*Task:* Print each line below verbatim, skipping every picture.

*Recorded data:*
[Start of section]

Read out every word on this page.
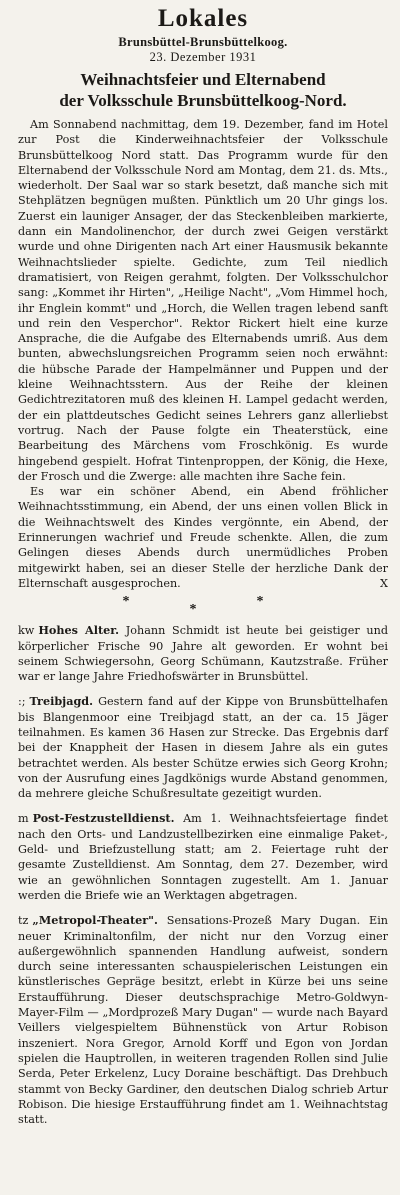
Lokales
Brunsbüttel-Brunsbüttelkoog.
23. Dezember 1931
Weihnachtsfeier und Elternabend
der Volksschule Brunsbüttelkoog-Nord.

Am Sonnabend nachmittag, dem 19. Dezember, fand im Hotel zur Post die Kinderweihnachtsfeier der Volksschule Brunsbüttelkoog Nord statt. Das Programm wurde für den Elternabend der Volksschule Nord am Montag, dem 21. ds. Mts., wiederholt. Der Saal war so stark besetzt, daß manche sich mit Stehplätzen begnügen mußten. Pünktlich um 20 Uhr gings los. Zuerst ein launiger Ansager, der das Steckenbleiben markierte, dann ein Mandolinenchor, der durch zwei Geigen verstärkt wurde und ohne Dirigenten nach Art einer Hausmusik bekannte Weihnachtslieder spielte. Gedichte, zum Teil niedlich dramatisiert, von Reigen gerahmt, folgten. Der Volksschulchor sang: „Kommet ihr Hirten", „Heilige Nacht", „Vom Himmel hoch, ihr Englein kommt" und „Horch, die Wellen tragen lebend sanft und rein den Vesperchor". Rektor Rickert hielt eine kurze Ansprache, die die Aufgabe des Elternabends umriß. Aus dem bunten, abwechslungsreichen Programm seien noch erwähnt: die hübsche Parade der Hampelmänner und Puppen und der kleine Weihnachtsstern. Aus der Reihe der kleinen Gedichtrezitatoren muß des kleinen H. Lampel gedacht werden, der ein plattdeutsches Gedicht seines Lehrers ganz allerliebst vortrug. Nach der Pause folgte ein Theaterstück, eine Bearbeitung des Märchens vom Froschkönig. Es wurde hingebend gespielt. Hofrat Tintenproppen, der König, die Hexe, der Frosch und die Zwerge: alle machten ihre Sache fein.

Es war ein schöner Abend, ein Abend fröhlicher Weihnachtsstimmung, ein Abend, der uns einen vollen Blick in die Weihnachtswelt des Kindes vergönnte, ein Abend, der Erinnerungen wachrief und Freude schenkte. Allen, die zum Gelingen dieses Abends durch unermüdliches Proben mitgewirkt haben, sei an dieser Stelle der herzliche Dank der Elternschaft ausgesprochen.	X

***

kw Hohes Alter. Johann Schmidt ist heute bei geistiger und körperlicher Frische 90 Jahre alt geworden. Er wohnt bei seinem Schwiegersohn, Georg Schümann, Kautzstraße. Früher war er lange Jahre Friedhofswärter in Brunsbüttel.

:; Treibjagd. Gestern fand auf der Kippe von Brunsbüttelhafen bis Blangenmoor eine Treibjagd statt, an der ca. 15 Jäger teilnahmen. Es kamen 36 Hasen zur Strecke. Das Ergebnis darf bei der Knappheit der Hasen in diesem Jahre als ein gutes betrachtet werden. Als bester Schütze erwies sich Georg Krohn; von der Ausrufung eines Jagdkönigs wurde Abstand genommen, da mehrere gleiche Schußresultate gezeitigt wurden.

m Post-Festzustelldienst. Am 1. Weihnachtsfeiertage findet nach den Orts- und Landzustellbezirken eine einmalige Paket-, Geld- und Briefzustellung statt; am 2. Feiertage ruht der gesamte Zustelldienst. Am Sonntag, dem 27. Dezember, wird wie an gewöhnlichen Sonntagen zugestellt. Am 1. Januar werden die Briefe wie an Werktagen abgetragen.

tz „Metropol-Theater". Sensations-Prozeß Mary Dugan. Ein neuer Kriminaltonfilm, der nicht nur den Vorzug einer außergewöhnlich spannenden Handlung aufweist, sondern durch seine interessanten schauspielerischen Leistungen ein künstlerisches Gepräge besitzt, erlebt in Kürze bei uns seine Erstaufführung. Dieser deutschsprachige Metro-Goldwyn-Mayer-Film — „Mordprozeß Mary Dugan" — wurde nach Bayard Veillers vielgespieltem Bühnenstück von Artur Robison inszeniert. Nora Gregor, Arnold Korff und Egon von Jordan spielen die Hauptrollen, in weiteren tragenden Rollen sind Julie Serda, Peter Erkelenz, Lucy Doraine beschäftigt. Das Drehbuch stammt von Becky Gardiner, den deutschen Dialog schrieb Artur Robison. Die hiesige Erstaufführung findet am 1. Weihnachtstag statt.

[End of section]

*Written response:*
Read out every word on this page.
Lokales
Brunsbüttel-Brunsbüttelkoog.
23. Dezember 1931
Weihnachtsfeier und Elternabend
der Volksschule Brunsbüttelkoog-Nord.

Am Sonnabend nachmittag, dem 19. Dezember, fand im Hotel zur Post die Kinderweihnachtsfeier der Volksschule Brunsbüttelkoog Nord statt. Das Programm wurde für den Elternabend der Volksschule Nord am Montag, dem 21. ds. Mts., wiederholt. Der Saal war so stark besetzt, daß manche sich mit Stehplätzen begnügen mußten. Pünktlich um 20 Uhr gings los. Zuerst ein launiger Ansager, der das Steckenbleiben markierte, dann ein Mandolinenchor, der durch zwei Geigen verstärkt wurde und ohne Dirigenten nach Art einer Hausmusik bekannte Weihnachtslieder spielte. Gedichte, zum Teil niedlich dramatisiert, von Reigen gerahmt, folgten. Der Volksschulchor sang: „Kommet ihr Hirten", „Heilige Nacht", „Vom Himmel hoch, ihr Englein kommt" und „Horch, die Wellen tragen lebend sanft und rein den Vesperchor". Rektor Rickert hielt eine kurze Ansprache, die die Aufgabe des Elternabends umriß. Aus dem bunten, abwechslungsreichen Programm seien noch erwähnt: die hübsche Parade der Hampelmänner und Puppen und der kleine Weihnachtsstern. Aus der Reihe der kleinen Gedichtrezitatoren muß des kleinen H. Lampel gedacht werden, der ein plattdeutsches Gedicht seines Lehrers ganz allerliebst vortrug. Nach der Pause folgte ein Theaterstück, eine Bearbeitung des Märchens vom Froschkönig. Es wurde hingebend gespielt. Hofrat Tintenproppen, der König, die Hexe, der Frosch und die Zwerge: alle machten ihre Sache fein.

Es war ein schöner Abend, ein Abend fröhlicher Weihnachtsstimmung, ein Abend, der uns einen vollen Blick in die Weihnachtswelt des Kindes vergönnte, ein Abend, der Erinnerungen wachrief und Freude schenkte. Allen, die zum Gelingen dieses Abends durch unermüdliches Proben mitgewirkt haben, sei an dieser Stelle der herzliche Dank der Elternschaft ausgesprochen.	X

***

kw Hohes Alter. Johann Schmidt ist heute bei geistiger und körperlicher Frische 90 Jahre alt geworden. Er wohnt bei seinem Schwiegersohn, Georg Schümann, Kautzstraße. Früher war er lange Jahre Friedhofswärter in Brunsbüttel.

:; Treibjagd. Gestern fand auf der Kippe von Brunsbüttelhafen bis Blangenmoor eine Treibjagd statt, an der ca. 15 Jäger teilnahmen. Es kamen 36 Hasen zur Strecke. Das Ergebnis darf bei der Knappheit der Hasen in diesem Jahre als ein gutes betrachtet werden. Als bester Schütze erwies sich Georg Krohn; von der Ausrufung eines Jagdkönigs wurde Abstand genommen, da mehrere gleiche Schußresultate gezeitigt wurden.

m Post-Festzustelldienst. Am 1. Weihnachtsfeiertage findet nach den Orts- und Landzustellbezirken eine einmalige Paket-, Geld- und Briefzustellung statt; am 2. Feiertage ruht der gesamte Zustelldienst. Am Sonntag, dem 27. Dezember, wird wie an gewöhnlichen Sonntagen zugestellt. Am 1. Januar werden die Briefe wie an Werktagen abgetragen.

tz „Metropol-Theater". Sensations-Prozeß Mary Dugan. Ein neuer Kriminaltonfilm, der nicht nur den Vorzug einer außergewöhnlich spannenden Handlung aufweist, sondern durch seine interessanten schauspielerischen Leistungen ein künstlerisches Gepräge besitzt, erlebt in Kürze bei uns seine Erstaufführung. Dieser deutschsprachige Metro-Goldwyn-Mayer-Film — „Mordprozeß Mary Dugan" — wurde nach Bayard Veillers vielgespieltem Bühnenstück von Artur Robison inszeniert. Nora Gregor, Arnold Korff und Egon von Jordan spielen die Hauptrollen, in weiteren tragenden Rollen sind Julie Serda, Peter Erkelenz, Lucy Doraine beschäftigt. Das Drehbuch stammt von Becky Gardiner, den deutschen Dialog schrieb Artur Robison. Die hiesige Erstaufführung findet am 1. Weihnachtstag statt.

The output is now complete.